_INPUT ROWS_.
start

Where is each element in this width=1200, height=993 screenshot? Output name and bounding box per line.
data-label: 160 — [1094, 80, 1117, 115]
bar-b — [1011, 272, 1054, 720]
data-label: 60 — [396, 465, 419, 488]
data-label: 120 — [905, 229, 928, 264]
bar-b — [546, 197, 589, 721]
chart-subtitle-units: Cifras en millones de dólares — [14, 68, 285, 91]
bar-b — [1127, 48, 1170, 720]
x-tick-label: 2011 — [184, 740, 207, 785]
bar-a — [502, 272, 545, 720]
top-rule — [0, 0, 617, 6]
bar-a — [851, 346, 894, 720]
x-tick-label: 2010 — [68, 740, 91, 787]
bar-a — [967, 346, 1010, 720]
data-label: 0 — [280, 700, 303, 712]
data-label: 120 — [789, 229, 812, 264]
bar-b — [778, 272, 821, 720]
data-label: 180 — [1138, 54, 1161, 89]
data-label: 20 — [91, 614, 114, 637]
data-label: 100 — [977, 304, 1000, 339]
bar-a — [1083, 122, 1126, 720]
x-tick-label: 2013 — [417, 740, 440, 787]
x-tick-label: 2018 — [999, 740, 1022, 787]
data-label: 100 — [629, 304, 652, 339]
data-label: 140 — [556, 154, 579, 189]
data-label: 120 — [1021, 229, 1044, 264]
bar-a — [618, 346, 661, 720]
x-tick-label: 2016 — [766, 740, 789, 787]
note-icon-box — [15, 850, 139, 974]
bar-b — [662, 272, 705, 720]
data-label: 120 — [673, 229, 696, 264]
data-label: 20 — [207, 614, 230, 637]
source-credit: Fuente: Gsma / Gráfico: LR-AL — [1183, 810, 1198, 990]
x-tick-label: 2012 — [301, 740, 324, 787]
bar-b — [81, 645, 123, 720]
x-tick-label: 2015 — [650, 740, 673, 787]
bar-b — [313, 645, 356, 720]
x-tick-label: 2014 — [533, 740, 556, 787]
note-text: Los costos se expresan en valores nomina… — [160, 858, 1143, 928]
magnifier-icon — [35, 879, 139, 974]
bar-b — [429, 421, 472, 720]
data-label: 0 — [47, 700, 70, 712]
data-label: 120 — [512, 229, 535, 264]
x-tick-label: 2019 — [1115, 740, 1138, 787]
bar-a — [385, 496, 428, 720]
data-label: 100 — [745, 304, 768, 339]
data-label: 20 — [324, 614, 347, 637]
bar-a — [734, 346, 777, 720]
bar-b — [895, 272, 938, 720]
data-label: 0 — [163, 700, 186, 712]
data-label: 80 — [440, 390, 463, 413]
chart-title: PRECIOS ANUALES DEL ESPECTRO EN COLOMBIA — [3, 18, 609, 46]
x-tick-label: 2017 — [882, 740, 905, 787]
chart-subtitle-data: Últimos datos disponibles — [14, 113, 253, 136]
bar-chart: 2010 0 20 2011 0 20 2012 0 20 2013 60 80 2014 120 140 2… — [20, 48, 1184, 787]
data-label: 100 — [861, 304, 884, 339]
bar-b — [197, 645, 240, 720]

end
start

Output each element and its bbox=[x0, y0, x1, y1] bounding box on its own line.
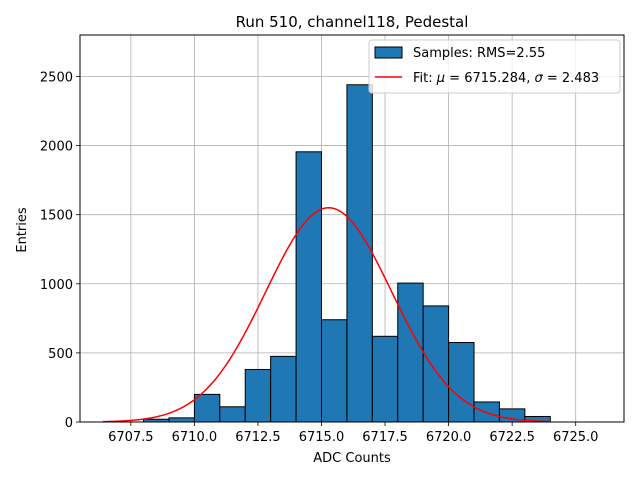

end
start

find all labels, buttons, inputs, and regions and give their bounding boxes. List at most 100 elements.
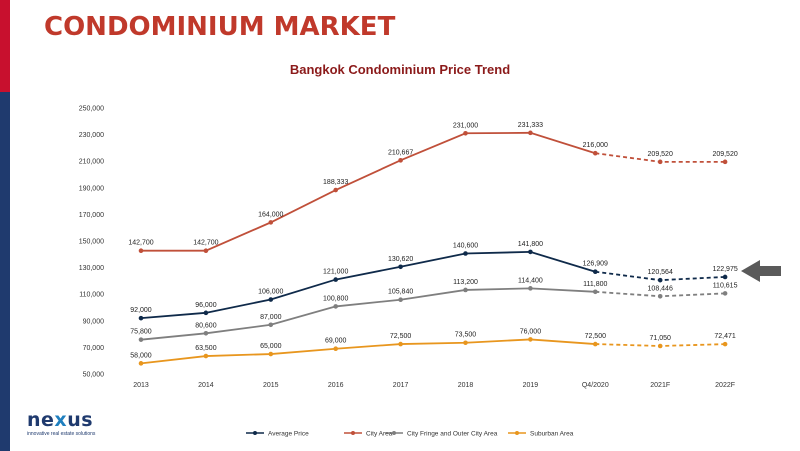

end

_TASK DIRECTIONS_.
Recast the stretch from the line containing "Where is each" through the line containing "top-rule — [0, 0, 617, 6]" as a two-column CSV with columns named instruction and response. Give one row per item, with its text and its answer each in a single quoted field and line breaks replaced by spaces.

_WORKED SOLUTION_.
instruction,response
"Where is each element in this width=1200, height=993 screenshot? Output name and bounding box per line.","data-label: 160 — [1094, 80, 1117, 115] bar-b — [1011, 272, 1054, 720] data-label: 60 — [396, 465, 419, 488] data-label: 120 — [905, 229, 928, 264] bar-b — [546, 197, 589, 721] chart-subtitle-units: Cifras en millones de dólares — [14, 68, 285, 91] bar-b — [1127, 48, 1170, 720] x-tick-label: 2011 — [184, 740, 207, 785] bar-a — [502, 272, 545, 720] top-rule — [0, 0, 617, 6]"